[Extracted records]
◆ ◆ ◆
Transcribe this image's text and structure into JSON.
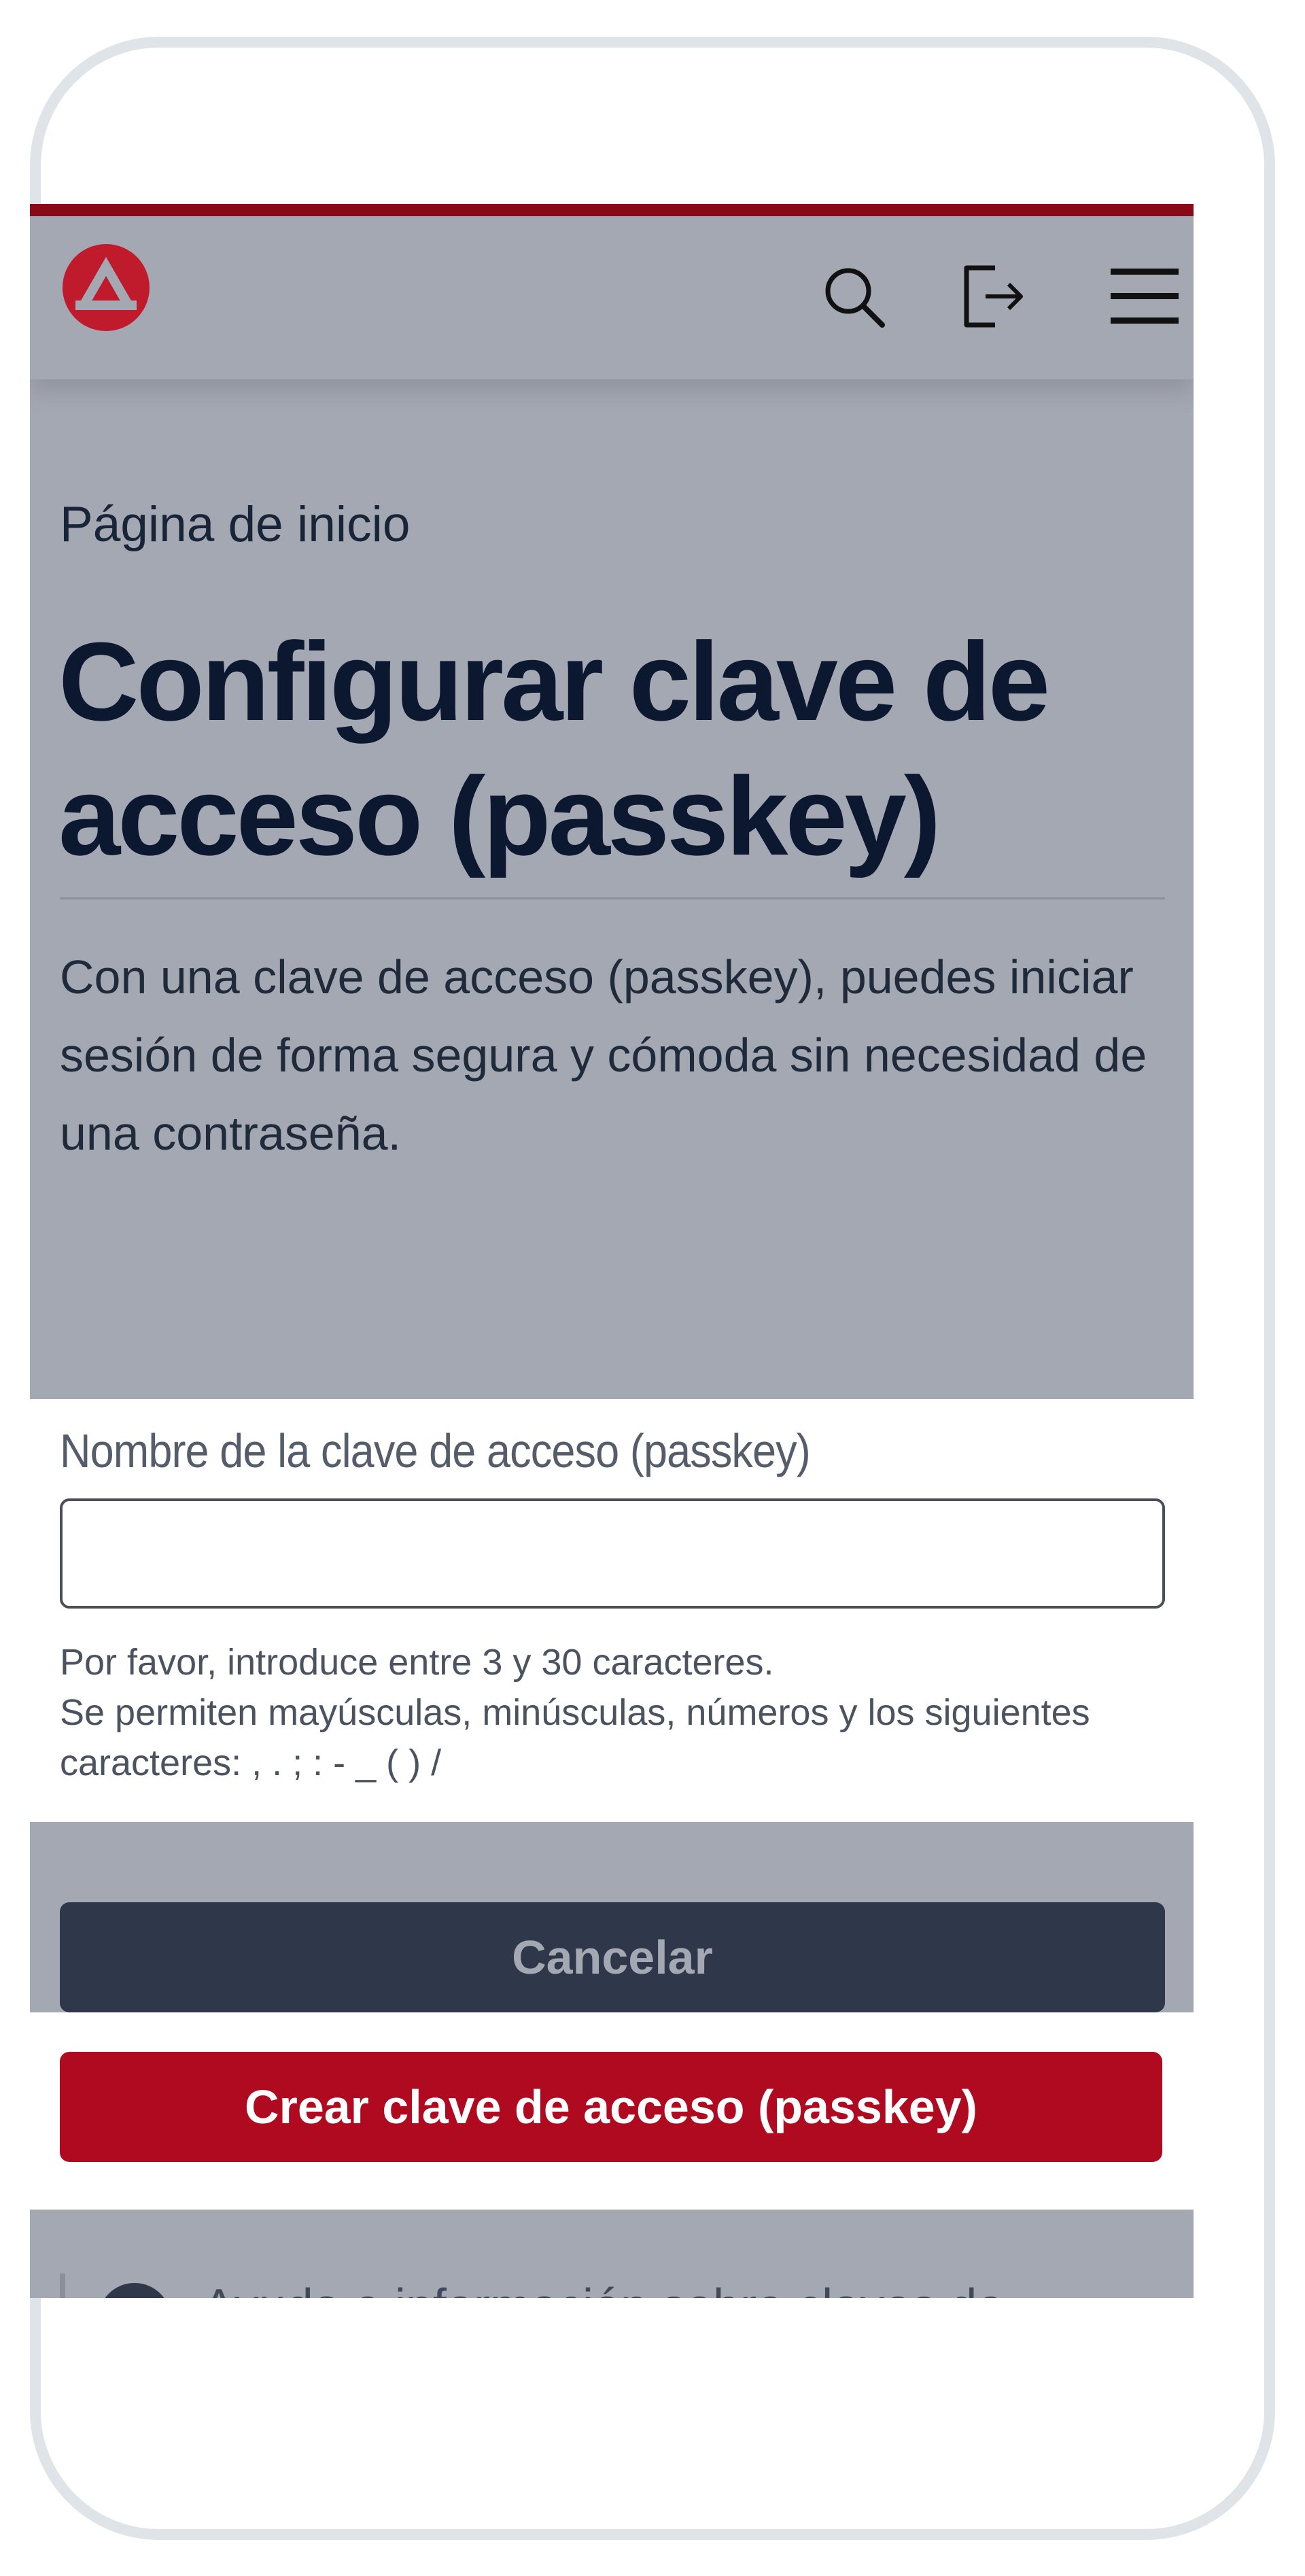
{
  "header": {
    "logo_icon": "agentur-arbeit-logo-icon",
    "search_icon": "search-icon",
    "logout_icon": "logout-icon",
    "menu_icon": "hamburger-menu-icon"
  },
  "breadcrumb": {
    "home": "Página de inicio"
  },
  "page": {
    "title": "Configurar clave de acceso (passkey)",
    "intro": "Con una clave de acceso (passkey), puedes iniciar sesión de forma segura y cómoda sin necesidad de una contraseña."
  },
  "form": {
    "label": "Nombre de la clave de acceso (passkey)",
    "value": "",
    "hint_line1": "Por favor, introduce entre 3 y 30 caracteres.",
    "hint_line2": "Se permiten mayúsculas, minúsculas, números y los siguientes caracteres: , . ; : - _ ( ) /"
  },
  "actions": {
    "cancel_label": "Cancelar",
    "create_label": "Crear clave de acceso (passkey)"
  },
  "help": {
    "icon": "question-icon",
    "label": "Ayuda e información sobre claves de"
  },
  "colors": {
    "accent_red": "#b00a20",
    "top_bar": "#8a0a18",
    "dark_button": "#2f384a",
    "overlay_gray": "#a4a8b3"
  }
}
◆ ◆ ◆
Transcribe the material exactly, leaving every picture out.

Transcribe this image's text and structure into JSON.
{
  "header": {
    "logo_icon": "agentur-arbeit-logo-icon",
    "search_icon": "search-icon",
    "logout_icon": "logout-icon",
    "menu_icon": "hamburger-menu-icon"
  },
  "breadcrumb": {
    "home": "Página de inicio"
  },
  "page": {
    "title": "Configurar clave de acceso (passkey)",
    "intro": "Con una clave de acceso (passkey), puedes iniciar sesión de forma segura y cómoda sin necesidad de una contraseña."
  },
  "form": {
    "label": "Nombre de la clave de acceso (passkey)",
    "value": "",
    "hint_line1": "Por favor, introduce entre 3 y 30 caracteres.",
    "hint_line2": "Se permiten mayúsculas, minúsculas, números y los siguientes caracteres: , . ; : - _ ( ) /"
  },
  "actions": {
    "cancel_label": "Cancelar",
    "create_label": "Crear clave de acceso (passkey)"
  },
  "help": {
    "icon": "question-icon",
    "label": "Ayuda e información sobre claves de"
  },
  "colors": {
    "accent_red": "#b00a20",
    "top_bar": "#8a0a18",
    "dark_button": "#2f384a",
    "overlay_gray": "#a4a8b3"
  }
}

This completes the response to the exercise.